**Records**
--- start ---

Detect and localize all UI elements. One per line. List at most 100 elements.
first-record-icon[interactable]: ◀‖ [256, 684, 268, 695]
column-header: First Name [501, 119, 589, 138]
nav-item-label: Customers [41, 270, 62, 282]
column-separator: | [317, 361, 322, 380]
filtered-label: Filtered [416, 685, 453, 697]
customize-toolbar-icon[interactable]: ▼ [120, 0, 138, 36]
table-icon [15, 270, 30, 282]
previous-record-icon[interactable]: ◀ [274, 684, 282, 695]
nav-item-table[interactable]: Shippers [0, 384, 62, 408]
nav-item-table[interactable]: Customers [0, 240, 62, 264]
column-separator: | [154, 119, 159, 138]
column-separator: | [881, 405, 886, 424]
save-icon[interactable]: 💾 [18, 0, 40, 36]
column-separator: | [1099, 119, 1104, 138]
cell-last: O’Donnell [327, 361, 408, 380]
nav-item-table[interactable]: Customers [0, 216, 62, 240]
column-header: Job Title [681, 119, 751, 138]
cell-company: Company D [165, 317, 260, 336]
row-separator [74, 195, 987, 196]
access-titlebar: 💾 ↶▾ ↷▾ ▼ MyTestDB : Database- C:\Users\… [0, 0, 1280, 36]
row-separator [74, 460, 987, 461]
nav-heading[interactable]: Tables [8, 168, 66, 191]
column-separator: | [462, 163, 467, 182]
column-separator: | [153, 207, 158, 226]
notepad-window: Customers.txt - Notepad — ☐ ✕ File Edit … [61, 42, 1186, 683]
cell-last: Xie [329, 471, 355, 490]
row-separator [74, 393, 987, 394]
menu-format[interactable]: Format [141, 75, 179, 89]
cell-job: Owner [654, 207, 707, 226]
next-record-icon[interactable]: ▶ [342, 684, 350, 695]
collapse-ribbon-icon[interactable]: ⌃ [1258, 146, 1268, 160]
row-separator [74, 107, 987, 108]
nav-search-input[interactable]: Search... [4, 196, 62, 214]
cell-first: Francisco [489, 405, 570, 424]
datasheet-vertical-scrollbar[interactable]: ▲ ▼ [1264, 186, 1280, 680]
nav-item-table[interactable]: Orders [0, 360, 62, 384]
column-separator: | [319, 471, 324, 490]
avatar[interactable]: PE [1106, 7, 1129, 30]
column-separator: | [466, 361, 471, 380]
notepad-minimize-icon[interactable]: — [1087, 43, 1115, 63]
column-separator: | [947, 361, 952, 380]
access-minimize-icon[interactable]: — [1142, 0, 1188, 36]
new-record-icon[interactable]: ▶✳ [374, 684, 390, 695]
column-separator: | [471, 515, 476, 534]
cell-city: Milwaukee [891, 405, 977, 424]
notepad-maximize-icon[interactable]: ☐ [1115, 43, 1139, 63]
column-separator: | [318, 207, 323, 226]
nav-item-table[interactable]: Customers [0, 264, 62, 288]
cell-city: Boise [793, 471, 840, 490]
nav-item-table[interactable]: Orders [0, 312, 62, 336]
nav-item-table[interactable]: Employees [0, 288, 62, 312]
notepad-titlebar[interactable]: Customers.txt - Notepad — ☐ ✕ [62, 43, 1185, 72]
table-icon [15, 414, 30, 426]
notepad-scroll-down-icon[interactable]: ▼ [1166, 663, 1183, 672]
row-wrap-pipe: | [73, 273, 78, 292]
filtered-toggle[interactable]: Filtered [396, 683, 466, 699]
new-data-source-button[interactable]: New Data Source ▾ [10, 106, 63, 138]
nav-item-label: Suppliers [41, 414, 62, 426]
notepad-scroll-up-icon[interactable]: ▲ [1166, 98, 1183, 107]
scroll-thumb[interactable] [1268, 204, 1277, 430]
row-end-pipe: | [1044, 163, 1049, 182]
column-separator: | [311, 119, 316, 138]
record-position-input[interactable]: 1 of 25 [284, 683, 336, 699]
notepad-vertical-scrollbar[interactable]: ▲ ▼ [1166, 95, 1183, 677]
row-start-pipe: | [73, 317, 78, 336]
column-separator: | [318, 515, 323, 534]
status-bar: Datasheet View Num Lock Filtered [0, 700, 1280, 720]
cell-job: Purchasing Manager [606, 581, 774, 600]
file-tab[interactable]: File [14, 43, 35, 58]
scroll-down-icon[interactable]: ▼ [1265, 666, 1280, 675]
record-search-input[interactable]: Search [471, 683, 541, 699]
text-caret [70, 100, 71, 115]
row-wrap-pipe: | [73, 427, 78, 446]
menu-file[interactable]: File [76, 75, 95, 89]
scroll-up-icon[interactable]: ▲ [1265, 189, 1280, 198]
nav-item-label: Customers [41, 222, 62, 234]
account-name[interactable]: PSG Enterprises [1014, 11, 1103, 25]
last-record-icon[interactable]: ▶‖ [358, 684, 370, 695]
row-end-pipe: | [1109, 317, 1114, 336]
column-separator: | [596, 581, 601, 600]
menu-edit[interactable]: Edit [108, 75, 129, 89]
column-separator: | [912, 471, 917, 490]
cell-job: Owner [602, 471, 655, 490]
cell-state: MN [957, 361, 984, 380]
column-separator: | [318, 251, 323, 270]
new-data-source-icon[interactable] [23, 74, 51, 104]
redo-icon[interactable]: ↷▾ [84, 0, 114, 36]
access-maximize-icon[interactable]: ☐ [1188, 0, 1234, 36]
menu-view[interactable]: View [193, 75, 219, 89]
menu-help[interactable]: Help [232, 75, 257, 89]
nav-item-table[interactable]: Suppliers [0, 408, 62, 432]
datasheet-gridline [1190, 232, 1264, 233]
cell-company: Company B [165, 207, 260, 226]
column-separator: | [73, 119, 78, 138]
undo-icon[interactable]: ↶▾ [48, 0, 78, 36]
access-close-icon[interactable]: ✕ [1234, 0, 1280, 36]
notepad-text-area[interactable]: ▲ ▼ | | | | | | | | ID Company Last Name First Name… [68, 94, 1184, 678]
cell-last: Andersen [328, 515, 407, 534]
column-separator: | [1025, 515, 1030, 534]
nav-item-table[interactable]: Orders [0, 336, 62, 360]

--- end ---

**What this task involves**
Copy out, word for word, the rows from the first one through the row containing "row-separator [74, 460, 987, 461]", including both of those.

**Answer to this task**
Detect and localize all UI elements. One per line. List at most 100 elements.
first-record-icon[interactable]: ◀‖ [256, 684, 268, 695]
column-header: First Name [501, 119, 589, 138]
nav-item-label: Customers [41, 270, 62, 282]
column-separator: | [317, 361, 322, 380]
filtered-label: Filtered [416, 685, 453, 697]
customize-toolbar-icon[interactable]: ▼ [120, 0, 138, 36]
table-icon [15, 270, 30, 282]
previous-record-icon[interactable]: ◀ [274, 684, 282, 695]
nav-item-table[interactable]: Shippers [0, 384, 62, 408]
nav-item-table[interactable]: Customers [0, 240, 62, 264]
column-separator: | [154, 119, 159, 138]
column-separator: | [881, 405, 886, 424]
save-icon[interactable]: 💾 [18, 0, 40, 36]
column-separator: | [1099, 119, 1104, 138]
cell-last: O’Donnell [327, 361, 408, 380]
nav-item-table[interactable]: Customers [0, 216, 62, 240]
column-header: Job Title [681, 119, 751, 138]
cell-company: Company D [165, 317, 260, 336]
row-separator [74, 195, 987, 196]
access-titlebar: 💾 ↶▾ ↷▾ ▼ MyTestDB : Database- C:\Users\… [0, 0, 1280, 36]
row-separator [74, 460, 987, 461]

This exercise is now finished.